> [Written request]: Transcribe every line exactly and omit anything that is a picture.

Start

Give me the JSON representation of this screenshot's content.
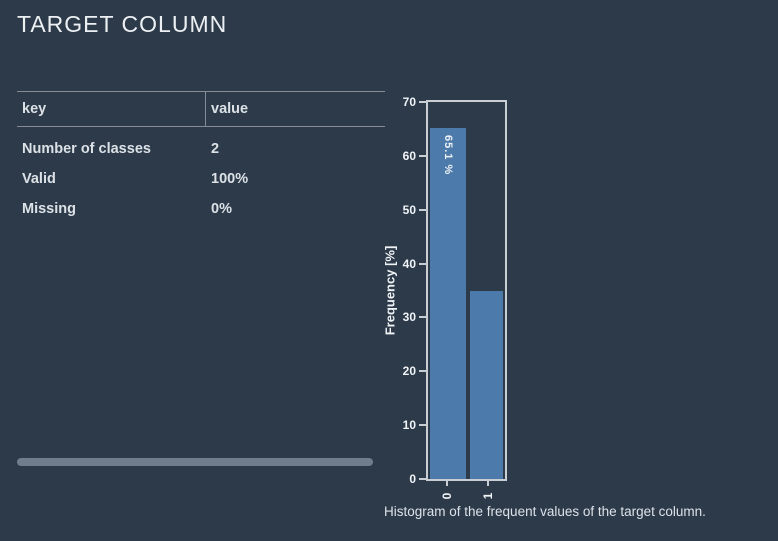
{
  "page": {
    "title": "TARGET COLUMN",
    "background_color": "#2c3a4a"
  },
  "summary_table": {
    "headers": [
      "key",
      "value"
    ],
    "rows": [
      {
        "key": "Number of classes",
        "value": "2"
      },
      {
        "key": "Valid",
        "value": "100%"
      },
      {
        "key": "Missing",
        "value": "0%"
      }
    ]
  },
  "chart_data": {
    "type": "bar",
    "categories": [
      "0",
      "1"
    ],
    "values": [
      65.1,
      34.9
    ],
    "bar_labels": [
      "65.1 %",
      ""
    ],
    "title": "",
    "xlabel": "",
    "ylabel": "Frequency [%]",
    "ylim": [
      0,
      70
    ],
    "yticks": [
      0,
      10,
      20,
      30,
      40,
      50,
      60,
      70
    ],
    "grid": false,
    "legend": "none",
    "bar_color": "#4c7aab",
    "axis_frame_color": "#c9ced4",
    "caption": "Histogram of the frequent values of the target column."
  }
}
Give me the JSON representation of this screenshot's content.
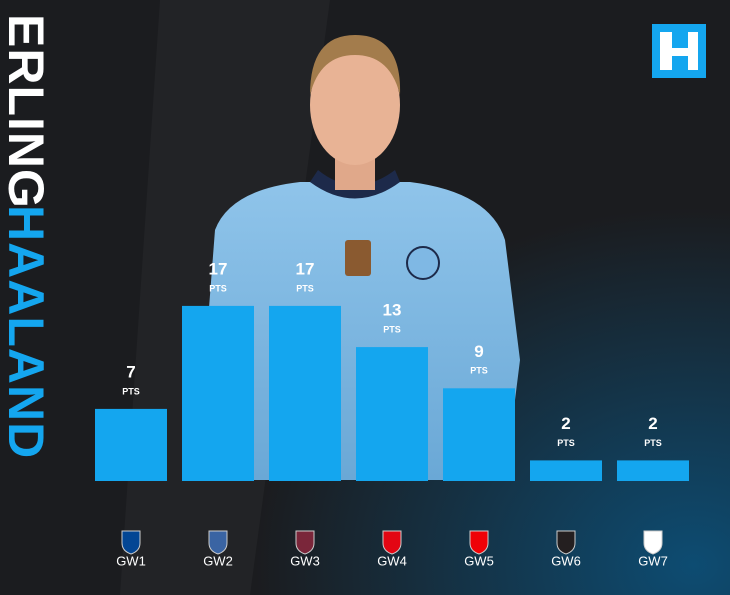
{
  "title_first": "ERLING",
  "title_last": "HAALAND",
  "chart_data": {
    "type": "bar",
    "categories": [
      "GW1",
      "GW2",
      "GW3",
      "GW4",
      "GW5",
      "GW6",
      "GW7"
    ],
    "values": [
      7,
      17,
      17,
      13,
      9,
      2,
      2
    ],
    "value_unit": "PTS",
    "color": "#14a6ef"
  }
}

End

> [The response]:
Give me the JSON representation of this screenshot's content.
{
  "page": {
    "title": "TARGET COLUMN",
    "background_color": "#2c3a4a"
  },
  "summary_table": {
    "headers": [
      "key",
      "value"
    ],
    "rows": [
      {
        "key": "Number of classes",
        "value": "2"
      },
      {
        "key": "Valid",
        "value": "100%"
      },
      {
        "key": "Missing",
        "value": "0%"
      }
    ]
  },
  "chart_data": {
    "type": "bar",
    "categories": [
      "0",
      "1"
    ],
    "values": [
      65.1,
      34.9
    ],
    "bar_labels": [
      "65.1 %",
      ""
    ],
    "title": "",
    "xlabel": "",
    "ylabel": "Frequency [%]",
    "ylim": [
      0,
      70
    ],
    "yticks": [
      0,
      10,
      20,
      30,
      40,
      50,
      60,
      70
    ],
    "grid": false,
    "legend": "none",
    "bar_color": "#4c7aab",
    "axis_frame_color": "#c9ced4",
    "caption": "Histogram of the frequent values of the target column."
  }
}
Give me the JSON representation of this screenshot's content.
{
  "title_first": "ERLING",
  "title_last": "HAALAND",
  "chart_data": {
    "type": "bar",
    "categories": [
      "GW1",
      "GW2",
      "GW3",
      "GW4",
      "GW5",
      "GW6",
      "GW7"
    ],
    "values": [
      7,
      17,
      17,
      13,
      9,
      2,
      2
    ],
    "value_unit": "PTS",
    "color": "#14a6ef"
  }
}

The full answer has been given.